Identify and pull out each line of the entries in which "tangential" occurs.
============================================================
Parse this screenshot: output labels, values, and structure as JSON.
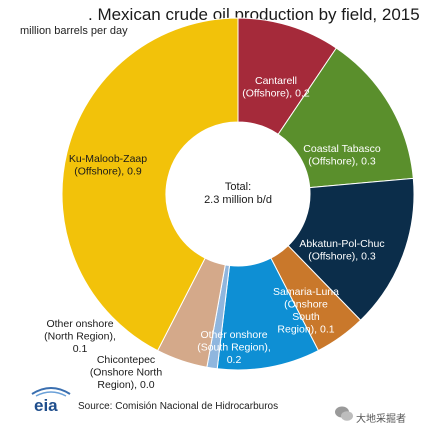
{
  "title": ". Mexican crude oil production by field, 2015",
  "subtitle": "million barrels per day",
  "source": "Source: Comisión Nacional de Hidrocarburos",
  "logo_text": "eia",
  "watermark": "大地采掘者",
  "chart_data": {
    "type": "pie",
    "center_text": [
      "Total:",
      "2.3 million b/d"
    ],
    "unit": "million barrels per day",
    "slices": [
      {
        "label": [
          "Cantarell",
          "(Offshore), 0.2"
        ],
        "value": 0.2,
        "color": "#a52a3a",
        "label_color": "#ffffff"
      },
      {
        "label": [
          "Coastal Tabasco",
          "(Offshore), 0.3"
        ],
        "value": 0.3,
        "color": "#5a8f2c",
        "label_color": "#ffffff"
      },
      {
        "label": [
          "Abkatun-Pol-Chuc",
          "(Offshore), 0.3"
        ],
        "value": 0.3,
        "color": "#0b2d4a",
        "label_color": "#ffffff"
      },
      {
        "label": [
          "Samaria-Luna",
          "(Onshore",
          "South",
          "Region), 0.1"
        ],
        "value": 0.1,
        "color": "#c9782b",
        "label_color": "#ffffff"
      },
      {
        "label": [
          "Other onshore",
          "(South Region),",
          "0.2"
        ],
        "value": 0.2,
        "color": "#0e8fd4",
        "label_color": "#ffffff"
      },
      {
        "label": [
          "Chicontepec",
          "(Onshore North",
          "Region), 0.0"
        ],
        "value": 0.02,
        "color": "#8fb6de",
        "label_color": "#1a1a1a"
      },
      {
        "label": [
          "Other onshore",
          "(North Region),",
          "0.1"
        ],
        "value": 0.1,
        "color": "#d4a98a",
        "label_color": "#1a1a1a"
      },
      {
        "label": [
          "Ku-Maloob-Zaap",
          "(Offshore), 0.9"
        ],
        "value": 0.9,
        "color": "#f2c20a",
        "label_color": "#1a1a1a"
      }
    ]
  }
}
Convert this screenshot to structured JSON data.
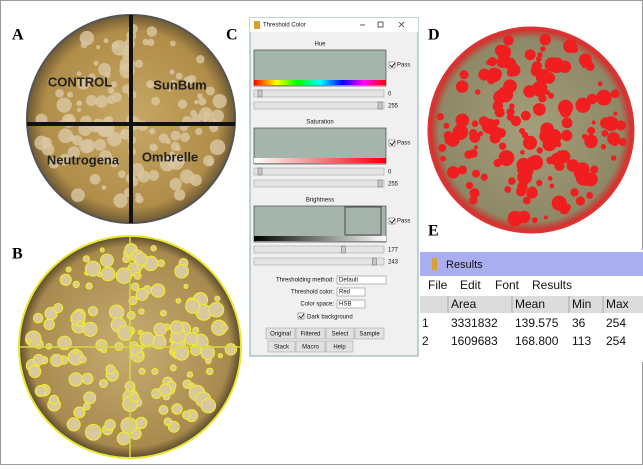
{
  "panels": {
    "a": "A",
    "b": "B",
    "c": "C",
    "d": "D",
    "e": "E"
  },
  "plate_a": {
    "quadrants": [
      "CONTROL",
      "SunBum",
      "Neutrogena",
      "Ombrelle"
    ]
  },
  "threshold": {
    "title": "Threshold Color",
    "sections": [
      {
        "label": "Hue",
        "pass": "Pass",
        "low": 0,
        "high": 255
      },
      {
        "label": "Saturation",
        "pass": "Pass",
        "low": 0,
        "high": 255
      },
      {
        "label": "Brightness",
        "pass": "Pass",
        "low": 177,
        "high": 243
      }
    ],
    "method_label": "Thresholding method:",
    "method": "Default",
    "color_label": "Threshold color:",
    "color": "Red",
    "space_label": "Color space:",
    "space": "HSB",
    "dark_background": "Dark background",
    "buttons": [
      "Original",
      "Filtered",
      "Select",
      "Sample",
      "Stack",
      "Macro",
      "Help"
    ]
  },
  "results": {
    "title": "Results",
    "menu": [
      "File",
      "Edit",
      "Font",
      "Results"
    ],
    "header": [
      "Area",
      "Mean",
      "Min",
      "Max"
    ],
    "rows": [
      [
        "1",
        "3331832",
        "139.575",
        "36",
        "254"
      ],
      [
        "2",
        "1609683",
        "168.800",
        "113",
        "254"
      ]
    ]
  }
}
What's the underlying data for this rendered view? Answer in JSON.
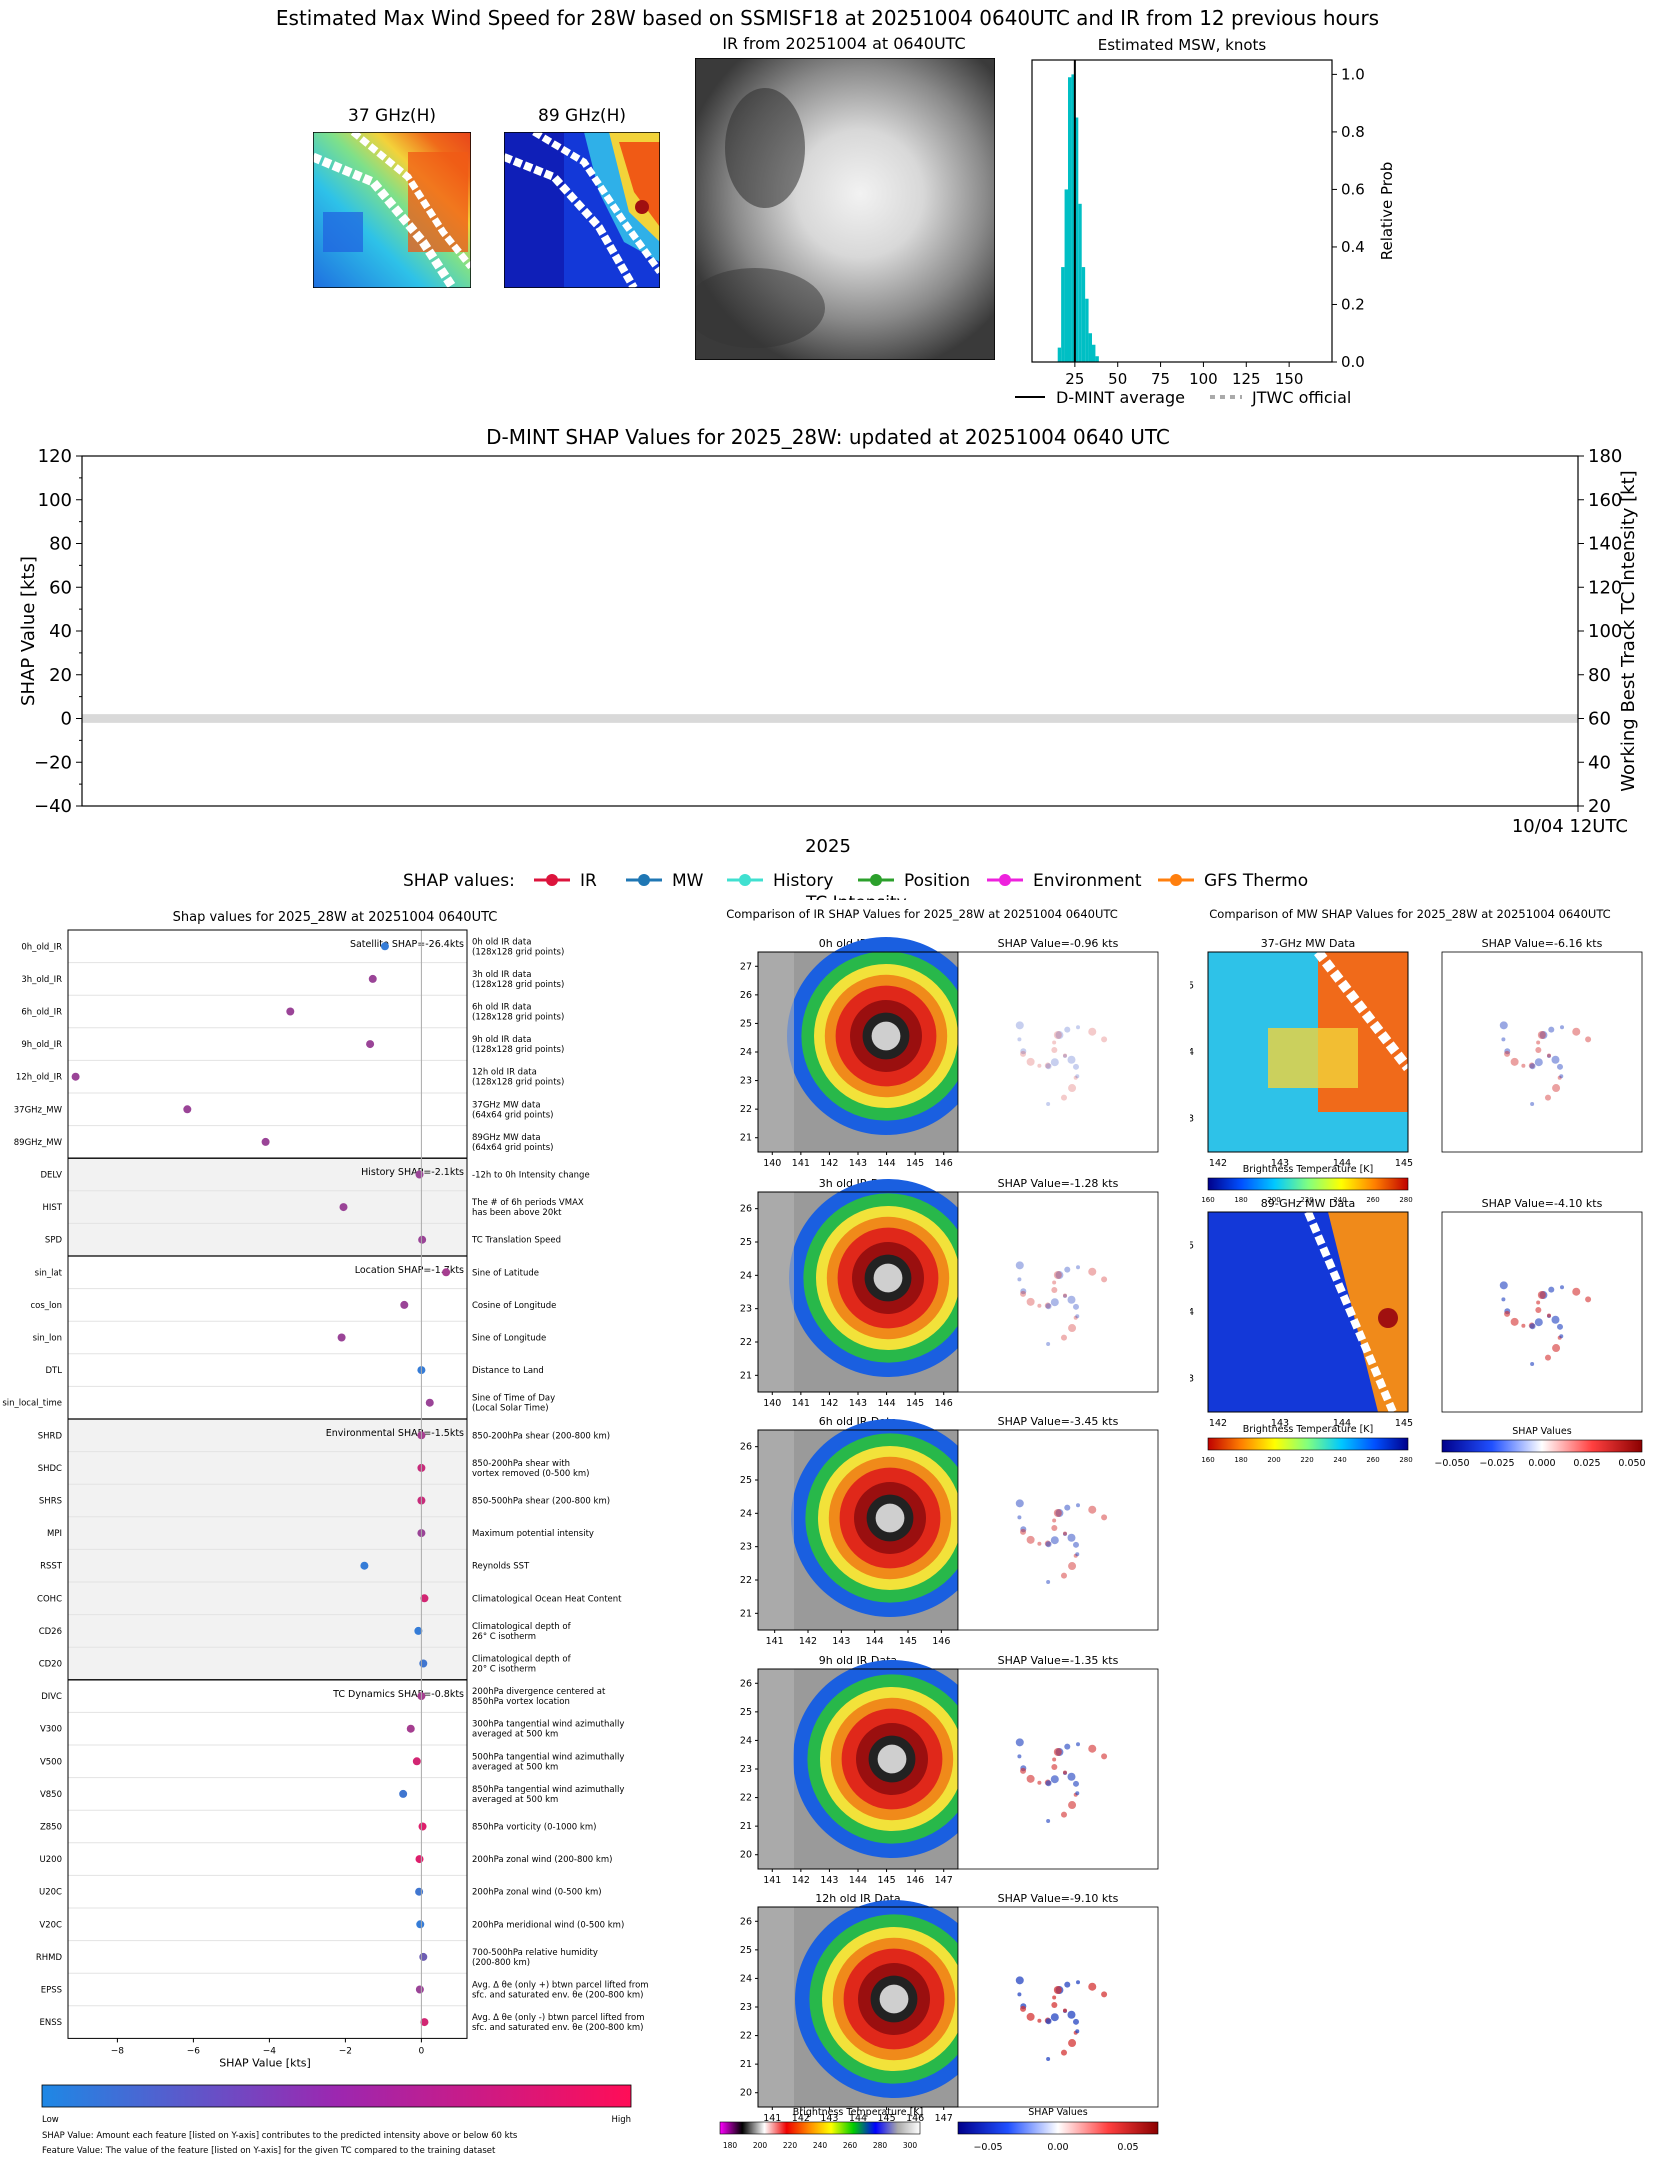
{
  "header": {
    "title": "Estimated Max Wind Speed for 28W based on SSMISF18 at 20251004 0640UTC and IR from 12 previous hours",
    "mw37_label": "37 GHz(H)",
    "mw89_label": "89 GHz(H)",
    "ir_label": "IR from 20251004 at 0640UTC"
  },
  "colors": {
    "ir": "#dc143c",
    "mw": "#1f77b4",
    "history": "#40e0d0",
    "position": "#2ca02c",
    "environment": "#ee22dd",
    "gfs": "#ff7f0e",
    "hist_bar": "#00bfc4",
    "shap_low": "#1e88e5",
    "shap_high": "#ff0d57"
  },
  "shap_panel": {
    "title": "Shap values for 2025_28W at 20251004 0640UTC",
    "xlabel": "SHAP Value [kts]",
    "colorbar_low": "Low",
    "colorbar_high": "High",
    "note1": "SHAP Value: Amount each feature [listed on Y-axis] contributes to the predicted intensity above or below 60 kts",
    "note2": "Feature Value: The value of the feature [listed on Y-axis] for the given TC compared to the training dataset"
  },
  "ir_compare": {
    "title": "Comparison of IR SHAP Values for 2025_28W at 20251004 0640UTC",
    "colorbar_label": "Brightness Temperature [K]",
    "colorbar_ticks": [
      "180",
      "200",
      "220",
      "240",
      "260",
      "280",
      "300"
    ],
    "shap_colorbar_label": "SHAP Values",
    "shap_colorbar_ticks": [
      "−0.05",
      "0.00",
      "0.05"
    ],
    "rows": [
      {
        "data_title": "0h old IR Data",
        "shap_title": "SHAP Value=-0.96 kts",
        "yticks": [
          "27",
          "26",
          "25",
          "24",
          "23",
          "22",
          "21"
        ],
        "xticks": [
          "140",
          "141",
          "142",
          "143",
          "144",
          "145",
          "146"
        ]
      },
      {
        "data_title": "3h old IR Data",
        "shap_title": "SHAP Value=-1.28 kts",
        "yticks": [
          "26",
          "25",
          "24",
          "23",
          "22",
          "21"
        ],
        "xticks": [
          "140",
          "141",
          "142",
          "143",
          "144",
          "145",
          "146"
        ]
      },
      {
        "data_title": "6h old IR Data",
        "shap_title": "SHAP Value=-3.45 kts",
        "yticks": [
          "26",
          "25",
          "24",
          "23",
          "22",
          "21"
        ],
        "xticks": [
          "141",
          "142",
          "143",
          "144",
          "145",
          "146"
        ]
      },
      {
        "data_title": "9h old IR Data",
        "shap_title": "SHAP Value=-1.35 kts",
        "yticks": [
          "26",
          "25",
          "24",
          "23",
          "22",
          "21",
          "20"
        ],
        "xticks": [
          "141",
          "142",
          "143",
          "144",
          "145",
          "146",
          "147"
        ]
      },
      {
        "data_title": "12h old IR Data",
        "shap_title": "SHAP Value=-9.10 kts",
        "yticks": [
          "26",
          "25",
          "24",
          "23",
          "22",
          "21",
          "20"
        ],
        "xticks": [
          "141",
          "142",
          "143",
          "144",
          "145",
          "146",
          "147"
        ]
      }
    ]
  },
  "mw_compare": {
    "title": "Comparison of MW SHAP Values for 2025_28W at 20251004 0640UTC",
    "colorbar_label": "Brightness Temperature [K]",
    "colorbar_ticks": [
      "160",
      "180",
      "200",
      "220",
      "240",
      "260",
      "280"
    ],
    "shap_colorbar_label": "SHAP Values",
    "shap_colorbar_ticks": [
      "−0.050",
      "−0.025",
      "0.000",
      "0.025",
      "0.050"
    ],
    "yticks": [
      "25",
      "24",
      "23"
    ],
    "xticks": [
      "142",
      "143",
      "144",
      "145"
    ],
    "rows": [
      {
        "data_title": "37-GHz MW Data",
        "shap_title": "SHAP Value=-6.16 kts"
      },
      {
        "data_title": "89-GHz MW Data",
        "shap_title": "SHAP Value=-4.10 kts"
      }
    ]
  },
  "chart_data": [
    {
      "type": "bar",
      "title": "Estimated MSW, knots",
      "xlabel": "",
      "ylabel": "Relative Prob",
      "xlim": [
        0,
        175
      ],
      "ylim": [
        0,
        1.05
      ],
      "xticks": [
        25,
        50,
        75,
        100,
        125,
        150
      ],
      "yticks": [
        0.0,
        0.2,
        0.4,
        0.6,
        0.8,
        1.0
      ],
      "bins": [
        16,
        18,
        20,
        22,
        24,
        26,
        28,
        30,
        32,
        34,
        36,
        38
      ],
      "values": [
        0.05,
        0.33,
        0.6,
        0.99,
        1.0,
        0.85,
        0.55,
        0.33,
        0.22,
        0.1,
        0.06,
        0.02
      ],
      "dmint_average": 25,
      "legend": [
        "D-MINT average",
        "JTWC official"
      ]
    },
    {
      "type": "line",
      "title": "D-MINT SHAP Values for 2025_28W: updated at 20251004 0640 UTC",
      "xlabel": "2025",
      "ylabel": "SHAP Value [kts]",
      "ylabel_right": "Working Best Track TC Intensity [kt]",
      "ylim": [
        -40,
        120
      ],
      "ylim_right": [
        20,
        180
      ],
      "yticks": [
        -40,
        -20,
        0,
        20,
        40,
        60,
        80,
        100,
        120
      ],
      "yticks_right": [
        20,
        40,
        60,
        80,
        100,
        120,
        140,
        160,
        180
      ],
      "xtick": "10/04 12UTC",
      "legend_title": "SHAP values:",
      "legend": [
        "IR",
        "MW",
        "History",
        "Position",
        "Environment",
        "GFS Thermo",
        "TC Intensity"
      ],
      "series": []
    },
    {
      "type": "scatter",
      "title": "Shap values for 2025_28W at 20251004 0640UTC",
      "xlabel": "SHAP Value [kts]",
      "xlim": [
        -9.3,
        1.2
      ],
      "xticks": [
        -8,
        -6,
        -4,
        -2,
        0
      ],
      "xtick_labels": [
        "−8",
        "−6",
        "−4",
        "−2",
        "0"
      ],
      "groups": [
        {
          "label": "Satellite SHAP=-26.4kts",
          "features": [
            {
              "name": "0h_old_IR",
              "desc": [
                "0h old IR data",
                "(128x128 grid points)"
              ],
              "shap": -0.96,
              "feature_value": 0.1
            },
            {
              "name": "3h_old_IR",
              "desc": [
                "3h old IR data",
                "(128x128 grid points)"
              ],
              "shap": -1.28,
              "feature_value": 0.55
            },
            {
              "name": "6h_old_IR",
              "desc": [
                "6h old IR data",
                "(128x128 grid points)"
              ],
              "shap": -3.45,
              "feature_value": 0.55
            },
            {
              "name": "9h_old_IR",
              "desc": [
                "9h old IR data",
                "(128x128 grid points)"
              ],
              "shap": -1.35,
              "feature_value": 0.55
            },
            {
              "name": "12h_old_IR",
              "desc": [
                "12h old IR data",
                "(128x128 grid points)"
              ],
              "shap": -9.1,
              "feature_value": 0.55
            },
            {
              "name": "37GHz_MW",
              "desc": [
                "37GHz MW data",
                "(64x64 grid points)"
              ],
              "shap": -6.16,
              "feature_value": 0.55
            },
            {
              "name": "89GHz_MW",
              "desc": [
                "89GHz MW data",
                "(64x64 grid points)"
              ],
              "shap": -4.1,
              "feature_value": 0.55
            }
          ]
        },
        {
          "label": "History SHAP=-2.1kts",
          "features": [
            {
              "name": "DELV",
              "desc": [
                "-12h to 0h Intensity change"
              ],
              "shap": -0.05,
              "feature_value": 0.55
            },
            {
              "name": "HIST",
              "desc": [
                "The # of 6h periods VMAX",
                "has been above 20kt"
              ],
              "shap": -2.05,
              "feature_value": 0.55
            },
            {
              "name": "SPD",
              "desc": [
                "TC Translation Speed"
              ],
              "shap": 0.02,
              "feature_value": 0.55
            }
          ]
        },
        {
          "label": "Location SHAP=-1.7kts",
          "features": [
            {
              "name": "sin_lat",
              "desc": [
                "Sine of Latitude"
              ],
              "shap": 0.65,
              "feature_value": 0.6
            },
            {
              "name": "cos_lon",
              "desc": [
                "Cosine of Longitude"
              ],
              "shap": -0.45,
              "feature_value": 0.55
            },
            {
              "name": "sin_lon",
              "desc": [
                "Sine of Longitude"
              ],
              "shap": -2.1,
              "feature_value": 0.55
            },
            {
              "name": "DTL",
              "desc": [
                "Distance to Land"
              ],
              "shap": 0.0,
              "feature_value": 0.1
            },
            {
              "name": "sin_local_time",
              "desc": [
                "Sine of Time of Day",
                "(Local Solar Time)"
              ],
              "shap": 0.22,
              "feature_value": 0.55
            }
          ]
        },
        {
          "label": "Environmental SHAP=-1.5kts",
          "features": [
            {
              "name": "SHRD",
              "desc": [
                "850-200hPa shear (200-800 km)"
              ],
              "shap": 0.0,
              "feature_value": 0.6
            },
            {
              "name": "SHDC",
              "desc": [
                "850-200hPa shear with",
                "vortex removed (0-500 km)"
              ],
              "shap": 0.0,
              "feature_value": 0.75
            },
            {
              "name": "SHRS",
              "desc": [
                "850-500hPa shear (200-800 km)"
              ],
              "shap": 0.0,
              "feature_value": 0.75
            },
            {
              "name": "MPI",
              "desc": [
                "Maximum potential intensity"
              ],
              "shap": 0.0,
              "feature_value": 0.55
            },
            {
              "name": "RSST",
              "desc": [
                "Reynolds SST"
              ],
              "shap": -1.5,
              "feature_value": 0.1
            },
            {
              "name": "COHC",
              "desc": [
                "Climatological Ocean Heat Content"
              ],
              "shap": 0.08,
              "feature_value": 0.8
            },
            {
              "name": "CD26",
              "desc": [
                "Climatological depth of",
                "26° C isotherm"
              ],
              "shap": -0.08,
              "feature_value": 0.1
            },
            {
              "name": "CD20",
              "desc": [
                "Climatological depth of",
                "20° C isotherm"
              ],
              "shap": 0.05,
              "feature_value": 0.15
            }
          ]
        },
        {
          "label": "TC Dynamics SHAP=-0.8kts",
          "features": [
            {
              "name": "DIVC",
              "desc": [
                "200hPa divergence centered at",
                "850hPa vortex location"
              ],
              "shap": 0.0,
              "feature_value": 0.6
            },
            {
              "name": "V300",
              "desc": [
                "300hPa tangential wind azimuthally",
                "averaged at 500 km"
              ],
              "shap": -0.28,
              "feature_value": 0.6
            },
            {
              "name": "V500",
              "desc": [
                "500hPa tangential wind azimuthally",
                "averaged at 500 km"
              ],
              "shap": -0.12,
              "feature_value": 0.8
            },
            {
              "name": "V850",
              "desc": [
                "850hPa tangential wind azimuthally",
                "averaged at 500 km"
              ],
              "shap": -0.48,
              "feature_value": 0.15
            },
            {
              "name": "Z850",
              "desc": [
                "850hPa vorticity (0-1000 km)"
              ],
              "shap": 0.03,
              "feature_value": 0.85
            },
            {
              "name": "U200",
              "desc": [
                "200hPa zonal wind (200-800 km)"
              ],
              "shap": -0.05,
              "feature_value": 0.85
            },
            {
              "name": "U20C",
              "desc": [
                "200hPa zonal wind (0-500 km)"
              ],
              "shap": -0.06,
              "feature_value": 0.15
            },
            {
              "name": "V20C",
              "desc": [
                "200hPa meridional wind (0-500 km)"
              ],
              "shap": -0.03,
              "feature_value": 0.1
            },
            {
              "name": "RHMD",
              "desc": [
                "700-500hPa relative humidity",
                "(200-800 km)"
              ],
              "shap": 0.05,
              "feature_value": 0.35
            },
            {
              "name": "EPSS",
              "desc": [
                "Avg. Δ θe (only +) btwn parcel lifted from",
                "sfc. and saturated env. θe (200-800 km)"
              ],
              "shap": -0.04,
              "feature_value": 0.55
            },
            {
              "name": "ENSS",
              "desc": [
                "Avg. Δ θe (only -) btwn parcel lifted from",
                "sfc. and saturated env. θe (200-800 km)"
              ],
              "shap": 0.08,
              "feature_value": 0.8
            }
          ]
        }
      ]
    }
  ]
}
============================================================
§ **RESPONSE TO THE TASK**
                "300hPa tangential wind azimuthally",
                "500hPa tangential wind azimuthally",
                "850hPa tangential wind azimuthally",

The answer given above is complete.